**CONSIGNE**:
Dans l'extrait sur les ravitailleurs KC-X, relevez les changements que le texte présente comme découlant des nouvelles menaces que sont la prolifération nucléaire et le terrorisme.

**EXTRAIT DU TEXTE**:
____

Publié le 13 décembre 2009 par Toulouseweb

Malentendus Le KC-X exacerbe les mésententes transatlantiques.
Heureusement pour tout le monde, le Pentagone n’achète de nouveaux ravitailleurs en vol que tous les 50 ans ! Le dossier des KC-X, appellation générique de l’appareil qui succèdera aux KC-135R, connaît en effet d’interminables rebondissements qui mettent en évidence la rudesse du complexe militaro-industriel en même temps que ses retombées politiques.
L’expression fut inventée par «Ike» Eisenhower, au terme de son séjour à la Maison Blanche et, depuis lors, le «complexe» n’a plus quitté le devant de la scène politique, économique et médiatique. Une expression légèrement sulfureuse, d’autant que le Pentagone apparaît aux yeux de maints politologues comme une dangereuse pieuvre.
La guerre froide faisant partie du passé, cette appréciation n’est plus vraiment de mise. La prolifération nucléaire et le terrorisme sous toutes ses formes appellent des réponses sans rapport avec les menaces propres aux décennies de l’après Seconde Guerre mondiale. D’où la diminution du nombre de grands programmes d’armements classiques, les regroupements à marche forcée dans l’industrie («consolidation» en franglais commun) et la mondialisation du secteur.

____

**ENREGISTREMENTS**:
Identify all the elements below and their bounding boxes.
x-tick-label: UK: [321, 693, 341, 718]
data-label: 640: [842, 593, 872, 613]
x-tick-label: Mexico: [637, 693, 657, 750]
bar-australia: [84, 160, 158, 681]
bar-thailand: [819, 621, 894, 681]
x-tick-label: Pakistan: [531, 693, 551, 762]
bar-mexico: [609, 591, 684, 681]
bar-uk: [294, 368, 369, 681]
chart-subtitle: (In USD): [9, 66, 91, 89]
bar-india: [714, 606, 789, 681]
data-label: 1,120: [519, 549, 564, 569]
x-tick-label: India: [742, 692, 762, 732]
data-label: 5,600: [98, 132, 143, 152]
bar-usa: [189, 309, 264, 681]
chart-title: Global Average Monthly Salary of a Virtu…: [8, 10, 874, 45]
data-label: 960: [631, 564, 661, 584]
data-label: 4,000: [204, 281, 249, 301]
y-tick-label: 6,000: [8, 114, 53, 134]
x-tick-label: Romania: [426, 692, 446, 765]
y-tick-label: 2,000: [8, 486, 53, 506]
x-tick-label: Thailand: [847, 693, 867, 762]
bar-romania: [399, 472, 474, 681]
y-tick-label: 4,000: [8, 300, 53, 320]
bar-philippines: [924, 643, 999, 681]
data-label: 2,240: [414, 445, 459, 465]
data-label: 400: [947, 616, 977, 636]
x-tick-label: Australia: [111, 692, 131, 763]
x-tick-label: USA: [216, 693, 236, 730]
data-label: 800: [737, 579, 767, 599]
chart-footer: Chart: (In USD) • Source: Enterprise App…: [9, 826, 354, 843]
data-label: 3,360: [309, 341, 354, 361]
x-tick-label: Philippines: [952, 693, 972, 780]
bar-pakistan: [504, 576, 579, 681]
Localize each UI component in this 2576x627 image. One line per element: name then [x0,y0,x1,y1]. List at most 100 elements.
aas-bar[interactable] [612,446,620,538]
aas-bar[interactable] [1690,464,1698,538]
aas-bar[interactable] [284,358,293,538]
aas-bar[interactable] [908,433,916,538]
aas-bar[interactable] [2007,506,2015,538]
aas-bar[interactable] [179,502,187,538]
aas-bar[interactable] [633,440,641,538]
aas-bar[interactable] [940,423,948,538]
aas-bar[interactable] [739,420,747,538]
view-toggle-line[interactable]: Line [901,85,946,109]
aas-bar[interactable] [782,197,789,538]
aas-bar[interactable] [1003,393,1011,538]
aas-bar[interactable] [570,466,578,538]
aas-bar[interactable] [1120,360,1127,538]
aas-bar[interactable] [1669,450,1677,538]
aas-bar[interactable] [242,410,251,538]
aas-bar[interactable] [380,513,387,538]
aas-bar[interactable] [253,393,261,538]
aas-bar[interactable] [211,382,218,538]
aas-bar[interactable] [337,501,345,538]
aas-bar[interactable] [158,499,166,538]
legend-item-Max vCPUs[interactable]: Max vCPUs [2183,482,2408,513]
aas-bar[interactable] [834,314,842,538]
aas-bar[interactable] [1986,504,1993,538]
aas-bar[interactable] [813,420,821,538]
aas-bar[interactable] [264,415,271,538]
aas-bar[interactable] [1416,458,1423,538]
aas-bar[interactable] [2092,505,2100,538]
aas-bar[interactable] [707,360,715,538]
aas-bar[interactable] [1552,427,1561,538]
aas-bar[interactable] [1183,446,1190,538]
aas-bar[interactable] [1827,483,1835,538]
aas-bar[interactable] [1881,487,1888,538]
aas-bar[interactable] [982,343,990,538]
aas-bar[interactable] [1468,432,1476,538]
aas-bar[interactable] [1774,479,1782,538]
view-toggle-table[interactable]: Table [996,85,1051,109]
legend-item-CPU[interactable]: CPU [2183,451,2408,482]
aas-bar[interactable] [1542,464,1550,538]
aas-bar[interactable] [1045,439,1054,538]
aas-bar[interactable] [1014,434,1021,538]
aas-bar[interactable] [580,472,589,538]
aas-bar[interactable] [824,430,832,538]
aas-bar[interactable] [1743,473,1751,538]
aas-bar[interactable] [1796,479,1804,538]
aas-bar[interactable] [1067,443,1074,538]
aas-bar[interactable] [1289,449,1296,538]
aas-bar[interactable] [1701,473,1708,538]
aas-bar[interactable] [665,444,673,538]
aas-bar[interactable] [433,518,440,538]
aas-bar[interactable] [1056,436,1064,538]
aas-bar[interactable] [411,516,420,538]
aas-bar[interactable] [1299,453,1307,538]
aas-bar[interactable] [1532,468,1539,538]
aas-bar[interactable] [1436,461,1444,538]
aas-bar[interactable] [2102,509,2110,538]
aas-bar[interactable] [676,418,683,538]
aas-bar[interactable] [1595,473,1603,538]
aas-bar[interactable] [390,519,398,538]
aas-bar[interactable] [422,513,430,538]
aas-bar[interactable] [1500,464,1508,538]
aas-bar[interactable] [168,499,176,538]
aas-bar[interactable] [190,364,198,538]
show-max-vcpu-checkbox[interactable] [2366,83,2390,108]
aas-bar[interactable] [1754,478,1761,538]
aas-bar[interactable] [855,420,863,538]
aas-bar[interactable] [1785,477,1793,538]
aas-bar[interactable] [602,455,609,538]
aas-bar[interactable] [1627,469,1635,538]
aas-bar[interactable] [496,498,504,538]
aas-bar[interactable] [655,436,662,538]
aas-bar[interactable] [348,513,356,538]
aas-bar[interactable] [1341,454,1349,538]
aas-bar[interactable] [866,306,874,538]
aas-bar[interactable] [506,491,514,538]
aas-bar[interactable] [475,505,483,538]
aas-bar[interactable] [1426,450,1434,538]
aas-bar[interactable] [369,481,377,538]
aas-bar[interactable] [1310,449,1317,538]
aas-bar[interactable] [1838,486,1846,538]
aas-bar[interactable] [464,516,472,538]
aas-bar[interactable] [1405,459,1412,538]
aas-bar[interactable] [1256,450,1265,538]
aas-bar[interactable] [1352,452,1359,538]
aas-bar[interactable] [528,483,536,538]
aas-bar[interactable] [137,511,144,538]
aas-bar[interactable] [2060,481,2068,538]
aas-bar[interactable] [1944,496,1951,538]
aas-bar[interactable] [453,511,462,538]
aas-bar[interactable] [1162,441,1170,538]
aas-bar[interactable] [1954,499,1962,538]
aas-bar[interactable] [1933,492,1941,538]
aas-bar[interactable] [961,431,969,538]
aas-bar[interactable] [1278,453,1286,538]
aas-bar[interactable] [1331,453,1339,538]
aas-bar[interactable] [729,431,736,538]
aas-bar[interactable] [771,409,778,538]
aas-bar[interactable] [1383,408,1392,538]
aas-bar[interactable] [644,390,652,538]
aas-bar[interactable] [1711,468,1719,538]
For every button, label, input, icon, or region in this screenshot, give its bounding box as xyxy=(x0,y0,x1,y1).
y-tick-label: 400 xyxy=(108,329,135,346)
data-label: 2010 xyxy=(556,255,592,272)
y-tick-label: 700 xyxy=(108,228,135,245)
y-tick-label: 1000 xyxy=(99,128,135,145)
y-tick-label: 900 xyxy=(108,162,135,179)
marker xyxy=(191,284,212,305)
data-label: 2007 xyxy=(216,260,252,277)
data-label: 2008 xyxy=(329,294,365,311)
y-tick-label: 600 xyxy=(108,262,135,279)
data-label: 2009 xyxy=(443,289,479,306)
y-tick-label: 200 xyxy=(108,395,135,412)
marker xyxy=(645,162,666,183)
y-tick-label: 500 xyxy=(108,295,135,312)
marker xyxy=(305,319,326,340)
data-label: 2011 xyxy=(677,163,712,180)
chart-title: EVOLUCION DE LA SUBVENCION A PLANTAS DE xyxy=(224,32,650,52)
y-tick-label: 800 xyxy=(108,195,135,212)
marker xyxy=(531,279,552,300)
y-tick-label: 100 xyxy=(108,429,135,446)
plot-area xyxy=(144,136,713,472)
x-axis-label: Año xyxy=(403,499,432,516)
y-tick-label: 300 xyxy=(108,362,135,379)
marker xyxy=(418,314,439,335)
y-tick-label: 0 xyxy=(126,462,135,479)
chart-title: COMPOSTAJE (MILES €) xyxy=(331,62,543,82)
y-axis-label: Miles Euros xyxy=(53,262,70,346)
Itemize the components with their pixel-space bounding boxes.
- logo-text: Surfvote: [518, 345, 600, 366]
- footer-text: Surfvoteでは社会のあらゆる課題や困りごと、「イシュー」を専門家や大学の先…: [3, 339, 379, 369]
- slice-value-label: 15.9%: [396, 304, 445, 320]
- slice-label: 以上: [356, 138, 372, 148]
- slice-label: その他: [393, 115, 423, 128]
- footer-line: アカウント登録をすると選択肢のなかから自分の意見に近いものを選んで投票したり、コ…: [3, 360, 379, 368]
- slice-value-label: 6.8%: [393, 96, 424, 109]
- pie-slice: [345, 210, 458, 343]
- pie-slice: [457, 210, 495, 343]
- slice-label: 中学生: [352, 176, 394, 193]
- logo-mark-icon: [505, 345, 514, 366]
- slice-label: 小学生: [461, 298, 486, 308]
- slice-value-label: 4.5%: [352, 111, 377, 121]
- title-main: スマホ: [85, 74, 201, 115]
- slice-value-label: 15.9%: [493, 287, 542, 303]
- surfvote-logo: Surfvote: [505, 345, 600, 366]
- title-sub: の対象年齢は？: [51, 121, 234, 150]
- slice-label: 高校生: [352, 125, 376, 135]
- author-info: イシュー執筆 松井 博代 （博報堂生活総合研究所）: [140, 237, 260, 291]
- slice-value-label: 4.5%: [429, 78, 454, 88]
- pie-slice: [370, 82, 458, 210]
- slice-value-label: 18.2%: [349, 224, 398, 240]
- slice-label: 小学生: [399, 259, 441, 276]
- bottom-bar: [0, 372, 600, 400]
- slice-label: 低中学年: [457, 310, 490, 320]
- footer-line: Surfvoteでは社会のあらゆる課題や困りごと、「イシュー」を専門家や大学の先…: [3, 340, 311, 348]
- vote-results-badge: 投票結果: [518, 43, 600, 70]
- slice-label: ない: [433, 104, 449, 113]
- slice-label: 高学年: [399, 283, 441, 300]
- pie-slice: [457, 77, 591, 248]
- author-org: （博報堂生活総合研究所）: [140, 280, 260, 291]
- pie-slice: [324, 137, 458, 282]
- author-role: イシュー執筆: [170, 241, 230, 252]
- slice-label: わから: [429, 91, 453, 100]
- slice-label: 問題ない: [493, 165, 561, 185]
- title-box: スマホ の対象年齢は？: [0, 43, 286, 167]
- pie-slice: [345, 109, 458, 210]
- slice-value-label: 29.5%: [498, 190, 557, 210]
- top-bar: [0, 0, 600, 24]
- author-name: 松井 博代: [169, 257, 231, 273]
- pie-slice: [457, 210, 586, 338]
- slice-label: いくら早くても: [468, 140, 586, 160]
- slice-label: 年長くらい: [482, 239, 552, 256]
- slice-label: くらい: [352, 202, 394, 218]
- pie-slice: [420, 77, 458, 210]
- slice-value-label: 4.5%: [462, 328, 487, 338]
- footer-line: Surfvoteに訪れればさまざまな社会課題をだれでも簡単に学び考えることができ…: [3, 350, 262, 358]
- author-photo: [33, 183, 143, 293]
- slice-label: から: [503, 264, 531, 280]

____

**RÉSULTAT**:
- La diminution du nombre de grands programmes d'armements classiques
- Les regroupements à marche forcée dans l'industrie («consolidation»)
- La mondialisation du secteur